> [What to work on]: The entries that follow should be written out exactly.

> [Data extract]:
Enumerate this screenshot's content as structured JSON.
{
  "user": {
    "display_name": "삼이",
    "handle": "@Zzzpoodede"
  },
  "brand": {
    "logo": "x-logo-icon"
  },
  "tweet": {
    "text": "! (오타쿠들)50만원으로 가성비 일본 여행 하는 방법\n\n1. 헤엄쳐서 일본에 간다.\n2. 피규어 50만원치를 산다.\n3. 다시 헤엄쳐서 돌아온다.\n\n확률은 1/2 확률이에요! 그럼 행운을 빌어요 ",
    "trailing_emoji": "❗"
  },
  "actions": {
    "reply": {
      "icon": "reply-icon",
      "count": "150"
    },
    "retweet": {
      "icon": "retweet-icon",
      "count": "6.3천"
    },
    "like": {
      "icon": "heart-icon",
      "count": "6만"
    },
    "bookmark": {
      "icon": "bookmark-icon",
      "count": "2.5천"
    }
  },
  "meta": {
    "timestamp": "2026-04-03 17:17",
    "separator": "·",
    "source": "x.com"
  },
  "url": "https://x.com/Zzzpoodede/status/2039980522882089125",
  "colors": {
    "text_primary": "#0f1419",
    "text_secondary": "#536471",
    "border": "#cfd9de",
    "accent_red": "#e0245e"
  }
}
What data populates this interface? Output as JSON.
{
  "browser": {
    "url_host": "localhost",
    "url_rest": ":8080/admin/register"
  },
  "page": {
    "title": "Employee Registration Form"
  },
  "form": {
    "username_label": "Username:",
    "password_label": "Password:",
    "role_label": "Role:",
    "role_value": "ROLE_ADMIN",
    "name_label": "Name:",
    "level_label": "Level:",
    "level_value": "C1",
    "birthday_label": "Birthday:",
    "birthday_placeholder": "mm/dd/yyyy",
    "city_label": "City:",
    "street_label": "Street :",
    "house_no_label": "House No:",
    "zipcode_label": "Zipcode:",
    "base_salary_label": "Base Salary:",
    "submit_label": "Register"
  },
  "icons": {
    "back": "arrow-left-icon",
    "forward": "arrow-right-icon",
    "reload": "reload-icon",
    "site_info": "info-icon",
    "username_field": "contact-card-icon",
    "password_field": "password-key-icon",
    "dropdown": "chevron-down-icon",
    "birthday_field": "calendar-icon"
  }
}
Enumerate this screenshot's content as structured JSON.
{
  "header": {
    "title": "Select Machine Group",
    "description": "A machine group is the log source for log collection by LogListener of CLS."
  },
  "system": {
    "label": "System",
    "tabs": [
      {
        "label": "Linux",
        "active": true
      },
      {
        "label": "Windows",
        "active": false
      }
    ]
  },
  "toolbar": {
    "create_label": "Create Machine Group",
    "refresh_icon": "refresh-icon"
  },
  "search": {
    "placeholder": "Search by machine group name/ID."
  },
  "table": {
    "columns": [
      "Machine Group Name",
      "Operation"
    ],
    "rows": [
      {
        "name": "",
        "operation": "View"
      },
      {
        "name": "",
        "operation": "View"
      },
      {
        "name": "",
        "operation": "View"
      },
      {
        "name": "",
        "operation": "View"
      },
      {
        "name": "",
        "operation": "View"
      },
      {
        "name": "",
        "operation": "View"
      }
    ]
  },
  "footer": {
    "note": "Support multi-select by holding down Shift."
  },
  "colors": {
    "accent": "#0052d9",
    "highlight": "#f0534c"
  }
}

> [Solution]:
Enumerate this screenshot's content as structured JSON.
{
  "user": {
    "display_name": "삼이",
    "handle": "@Zzzpoodede"
  },
  "brand": {
    "logo": "x-logo-icon"
  },
  "tweet": {
    "text": "! (오타쿠들)50만원으로 가성비 일본 여행 하는 방법\n\n1. 헤엄쳐서 일본에 간다.\n2. 피규어 50만원치를 산다.\n3. 다시 헤엄쳐서 돌아온다.\n\n확률은 1/2 확률이에요! 그럼 행운을 빌어요 ",
    "trailing_emoji": "❗"
  },
  "actions": {
    "reply": {
      "icon": "reply-icon",
      "count": "150"
    },
    "retweet": {
      "icon": "retweet-icon",
      "count": "6.3천"
    },
    "like": {
      "icon": "heart-icon",
      "count": "6만"
    },
    "bookmark": {
      "icon": "bookmark-icon",
      "count": "2.5천"
    }
  },
  "meta": {
    "timestamp": "2026-04-03 17:17",
    "separator": "·",
    "source": "x.com"
  },
  "url": "https://x.com/Zzzpoodede/status/2039980522882089125",
  "colors": {
    "text_primary": "#0f1419",
    "text_secondary": "#536471",
    "border": "#cfd9de",
    "accent_red": "#e0245e"
  }
}
What data populates this interface? Output as JSON.
{
  "browser": {
    "url_host": "localhost",
    "url_rest": ":8080/admin/register"
  },
  "page": {
    "title": "Employee Registration Form"
  },
  "form": {
    "username_label": "Username:",
    "password_label": "Password:",
    "role_label": "Role:",
    "role_value": "ROLE_ADMIN",
    "name_label": "Name:",
    "level_label": "Level:",
    "level_value": "C1",
    "birthday_label": "Birthday:",
    "birthday_placeholder": "mm/dd/yyyy",
    "city_label": "City:",
    "street_label": "Street :",
    "house_no_label": "House No:",
    "zipcode_label": "Zipcode:",
    "base_salary_label": "Base Salary:",
    "submit_label": "Register"
  },
  "icons": {
    "back": "arrow-left-icon",
    "forward": "arrow-right-icon",
    "reload": "reload-icon",
    "site_info": "info-icon",
    "username_field": "contact-card-icon",
    "password_field": "password-key-icon",
    "dropdown": "chevron-down-icon",
    "birthday_field": "calendar-icon"
  }
}
Enumerate this screenshot's content as structured JSON.
{
  "header": {
    "title": "Select Machine Group",
    "description": "A machine group is the log source for log collection by LogListener of CLS."
  },
  "system": {
    "label": "System",
    "tabs": [
      {
        "label": "Linux",
        "active": true
      },
      {
        "label": "Windows",
        "active": false
      }
    ]
  },
  "toolbar": {
    "create_label": "Create Machine Group",
    "refresh_icon": "refresh-icon"
  },
  "search": {
    "placeholder": "Search by machine group name/ID."
  },
  "table": {
    "columns": [
      "Machine Group Name",
      "Operation"
    ],
    "rows": [
      {
        "name": "",
        "operation": "View"
      },
      {
        "name": "",
        "operation": "View"
      },
      {
        "name": "",
        "operation": "View"
      },
      {
        "name": "",
        "operation": "View"
      },
      {
        "name": "",
        "operation": "View"
      },
      {
        "name": "",
        "operation": "View"
      }
    ]
  },
  "footer": {
    "note": "Support multi-select by holding down Shift."
  },
  "colors": {
    "accent": "#0052d9",
    "highlight": "#f0534c"
  }
}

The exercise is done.